(begin)

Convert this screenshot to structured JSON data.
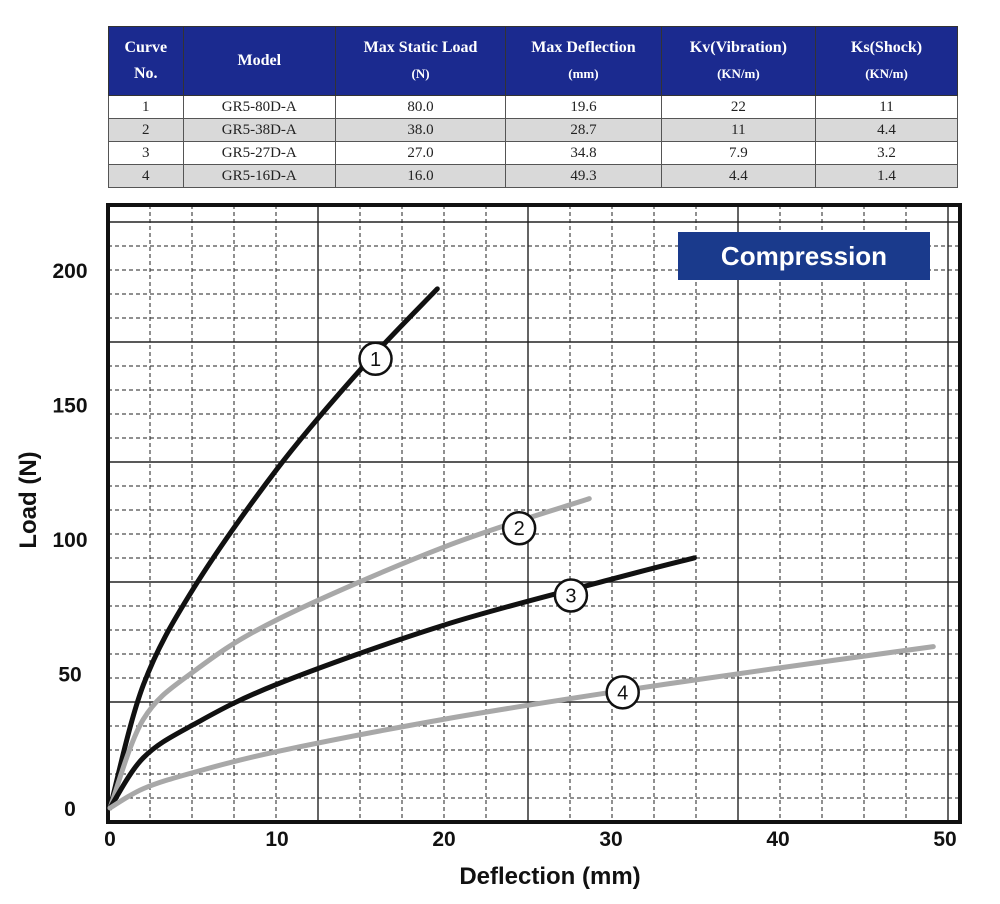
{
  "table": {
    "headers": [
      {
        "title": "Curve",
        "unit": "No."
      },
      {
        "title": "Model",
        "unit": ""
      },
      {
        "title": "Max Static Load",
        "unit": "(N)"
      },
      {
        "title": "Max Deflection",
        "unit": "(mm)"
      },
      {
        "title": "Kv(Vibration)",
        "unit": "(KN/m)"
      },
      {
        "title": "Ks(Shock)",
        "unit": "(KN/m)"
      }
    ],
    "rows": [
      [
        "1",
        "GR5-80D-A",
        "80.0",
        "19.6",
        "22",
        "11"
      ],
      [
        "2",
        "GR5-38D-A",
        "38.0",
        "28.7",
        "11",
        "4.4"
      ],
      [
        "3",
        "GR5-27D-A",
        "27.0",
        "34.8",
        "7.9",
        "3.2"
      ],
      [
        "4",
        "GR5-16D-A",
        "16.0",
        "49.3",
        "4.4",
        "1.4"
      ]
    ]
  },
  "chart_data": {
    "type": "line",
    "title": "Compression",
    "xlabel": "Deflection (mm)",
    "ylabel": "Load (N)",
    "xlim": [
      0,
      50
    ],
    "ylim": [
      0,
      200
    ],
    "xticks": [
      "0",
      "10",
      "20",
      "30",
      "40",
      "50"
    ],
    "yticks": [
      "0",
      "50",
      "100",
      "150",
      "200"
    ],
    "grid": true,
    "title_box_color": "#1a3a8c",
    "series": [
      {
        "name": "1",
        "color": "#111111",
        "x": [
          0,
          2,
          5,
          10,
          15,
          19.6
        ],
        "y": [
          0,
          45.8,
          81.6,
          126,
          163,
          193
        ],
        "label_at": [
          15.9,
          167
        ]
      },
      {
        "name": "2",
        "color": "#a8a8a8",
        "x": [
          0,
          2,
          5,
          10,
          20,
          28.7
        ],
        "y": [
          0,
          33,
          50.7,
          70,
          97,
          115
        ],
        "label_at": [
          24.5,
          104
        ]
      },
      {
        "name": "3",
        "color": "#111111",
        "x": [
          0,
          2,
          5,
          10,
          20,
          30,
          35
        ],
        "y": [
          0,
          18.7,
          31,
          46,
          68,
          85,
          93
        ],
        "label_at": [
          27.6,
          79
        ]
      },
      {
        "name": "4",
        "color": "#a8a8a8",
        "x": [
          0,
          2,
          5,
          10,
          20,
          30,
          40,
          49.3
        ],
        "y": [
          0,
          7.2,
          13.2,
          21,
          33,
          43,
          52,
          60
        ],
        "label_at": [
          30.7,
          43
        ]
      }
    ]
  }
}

(end)

» **Request**
Output each line exactly; omit every picture.

» **Exercise result**
Convert this screenshot to structured JSON data.
{
  "table": {
    "headers": [
      {
        "title": "Curve",
        "unit": "No."
      },
      {
        "title": "Model",
        "unit": ""
      },
      {
        "title": "Max Static Load",
        "unit": "(N)"
      },
      {
        "title": "Max Deflection",
        "unit": "(mm)"
      },
      {
        "title": "Kv(Vibration)",
        "unit": "(KN/m)"
      },
      {
        "title": "Ks(Shock)",
        "unit": "(KN/m)"
      }
    ],
    "rows": [
      [
        "1",
        "GR5-80D-A",
        "80.0",
        "19.6",
        "22",
        "11"
      ],
      [
        "2",
        "GR5-38D-A",
        "38.0",
        "28.7",
        "11",
        "4.4"
      ],
      [
        "3",
        "GR5-27D-A",
        "27.0",
        "34.8",
        "7.9",
        "3.2"
      ],
      [
        "4",
        "GR5-16D-A",
        "16.0",
        "49.3",
        "4.4",
        "1.4"
      ]
    ]
  },
  "chart_data": {
    "type": "line",
    "title": "Compression",
    "xlabel": "Deflection (mm)",
    "ylabel": "Load (N)",
    "xlim": [
      0,
      50
    ],
    "ylim": [
      0,
      200
    ],
    "xticks": [
      "0",
      "10",
      "20",
      "30",
      "40",
      "50"
    ],
    "yticks": [
      "0",
      "50",
      "100",
      "150",
      "200"
    ],
    "grid": true,
    "title_box_color": "#1a3a8c",
    "series": [
      {
        "name": "1",
        "color": "#111111",
        "x": [
          0,
          2,
          5,
          10,
          15,
          19.6
        ],
        "y": [
          0,
          45.8,
          81.6,
          126,
          163,
          193
        ],
        "label_at": [
          15.9,
          167
        ]
      },
      {
        "name": "2",
        "color": "#a8a8a8",
        "x": [
          0,
          2,
          5,
          10,
          20,
          28.7
        ],
        "y": [
          0,
          33,
          50.7,
          70,
          97,
          115
        ],
        "label_at": [
          24.5,
          104
        ]
      },
      {
        "name": "3",
        "color": "#111111",
        "x": [
          0,
          2,
          5,
          10,
          20,
          30,
          35
        ],
        "y": [
          0,
          18.7,
          31,
          46,
          68,
          85,
          93
        ],
        "label_at": [
          27.6,
          79
        ]
      },
      {
        "name": "4",
        "color": "#a8a8a8",
        "x": [
          0,
          2,
          5,
          10,
          20,
          30,
          40,
          49.3
        ],
        "y": [
          0,
          7.2,
          13.2,
          21,
          33,
          43,
          52,
          60
        ],
        "label_at": [
          30.7,
          43
        ]
      }
    ]
  }
}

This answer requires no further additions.